Your instructions
Retype the tail of the data exactly, starting at the line containing "Type out the text in this image." and stopping at the last line.

Exercise material

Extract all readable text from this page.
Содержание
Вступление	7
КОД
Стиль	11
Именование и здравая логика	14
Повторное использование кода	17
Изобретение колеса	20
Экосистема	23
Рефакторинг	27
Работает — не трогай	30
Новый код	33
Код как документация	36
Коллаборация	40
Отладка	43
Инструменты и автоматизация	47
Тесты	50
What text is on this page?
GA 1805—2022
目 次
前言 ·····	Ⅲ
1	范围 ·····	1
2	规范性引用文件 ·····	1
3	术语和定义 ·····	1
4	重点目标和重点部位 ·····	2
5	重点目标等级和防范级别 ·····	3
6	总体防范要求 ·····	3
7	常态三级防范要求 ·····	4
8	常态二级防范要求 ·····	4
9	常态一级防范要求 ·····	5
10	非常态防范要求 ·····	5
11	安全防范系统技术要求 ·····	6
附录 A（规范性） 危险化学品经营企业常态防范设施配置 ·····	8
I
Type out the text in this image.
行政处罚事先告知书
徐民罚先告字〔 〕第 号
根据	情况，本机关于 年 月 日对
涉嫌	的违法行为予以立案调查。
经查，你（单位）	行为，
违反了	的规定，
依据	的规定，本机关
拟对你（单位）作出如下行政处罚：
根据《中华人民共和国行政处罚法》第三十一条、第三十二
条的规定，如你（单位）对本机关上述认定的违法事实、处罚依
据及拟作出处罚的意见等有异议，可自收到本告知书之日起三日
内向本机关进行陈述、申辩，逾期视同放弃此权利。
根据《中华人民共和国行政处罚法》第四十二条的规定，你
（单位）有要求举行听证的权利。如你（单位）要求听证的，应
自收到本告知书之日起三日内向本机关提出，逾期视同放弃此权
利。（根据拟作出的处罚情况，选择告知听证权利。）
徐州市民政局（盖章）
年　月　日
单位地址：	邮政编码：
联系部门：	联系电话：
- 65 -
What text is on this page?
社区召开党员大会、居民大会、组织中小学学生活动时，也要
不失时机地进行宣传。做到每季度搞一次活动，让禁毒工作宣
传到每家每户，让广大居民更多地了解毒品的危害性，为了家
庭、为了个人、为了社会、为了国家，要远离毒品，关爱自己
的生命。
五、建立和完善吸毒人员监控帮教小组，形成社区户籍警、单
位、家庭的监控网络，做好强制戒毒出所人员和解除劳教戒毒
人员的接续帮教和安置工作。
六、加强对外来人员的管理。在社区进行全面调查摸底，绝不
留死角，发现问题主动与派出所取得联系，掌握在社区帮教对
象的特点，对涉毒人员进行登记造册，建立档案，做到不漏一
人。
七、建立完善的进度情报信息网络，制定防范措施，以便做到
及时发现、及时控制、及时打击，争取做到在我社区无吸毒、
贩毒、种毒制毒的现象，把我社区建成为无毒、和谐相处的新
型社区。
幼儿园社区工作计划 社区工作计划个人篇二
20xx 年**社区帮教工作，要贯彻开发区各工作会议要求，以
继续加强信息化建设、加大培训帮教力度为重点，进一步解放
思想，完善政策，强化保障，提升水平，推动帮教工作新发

Solution to the problem
Type out the text in this image.
行政处罚事先告知书
徐民罚先告字〔 〕第 号
根据	情况，本机关于 年 月 日对
涉嫌	的违法行为予以立案调查。
经查，你（单位）	行为，
违反了	的规定，
依据	的规定，本机关
拟对你（单位）作出如下行政处罚：
根据《中华人民共和国行政处罚法》第三十一条、第三十二
条的规定，如你（单位）对本机关上述认定的违法事实、处罚依
据及拟作出处罚的意见等有异议，可自收到本告知书之日起三日
内向本机关进行陈述、申辩，逾期视同放弃此权利。
根据《中华人民共和国行政处罚法》第四十二条的规定，你
（单位）有要求举行听证的权利。如你（单位）要求听证的，应
自收到本告知书之日起三日内向本机关提出，逾期视同放弃此权
利。（根据拟作出的处罚情况，选择告知听证权利。）
徐州市民政局（盖章）
年　月　日
单位地址：	邮政编码：
联系部门：	联系电话：
- 65 -
What text is on this page?
社区召开党员大会、居民大会、组织中小学学生活动时，也要
不失时机地进行宣传。做到每季度搞一次活动，让禁毒工作宣
传到每家每户，让广大居民更多地了解毒品的危害性，为了家
庭、为了个人、为了社会、为了国家，要远离毒品，关爱自己
的生命。
五、建立和完善吸毒人员监控帮教小组，形成社区户籍警、单
位、家庭的监控网络，做好强制戒毒出所人员和解除劳教戒毒
人员的接续帮教和安置工作。
六、加强对外来人员的管理。在社区进行全面调查摸底，绝不
留死角，发现问题主动与派出所取得联系，掌握在社区帮教对
象的特点，对涉毒人员进行登记造册，建立档案，做到不漏一
人。
七、建立完善的进度情报信息网络，制定防范措施，以便做到
及时发现、及时控制、及时打击，争取做到在我社区无吸毒、
贩毒、种毒制毒的现象，把我社区建成为无毒、和谐相处的新
型社区。
幼儿园社区工作计划 社区工作计划个人篇二
20xx 年**社区帮教工作，要贯彻开发区各工作会议要求，以
继续加强信息化建设、加大培训帮教力度为重点，进一步解放
思想，完善政策，强化保障，提升水平，推动帮教工作新发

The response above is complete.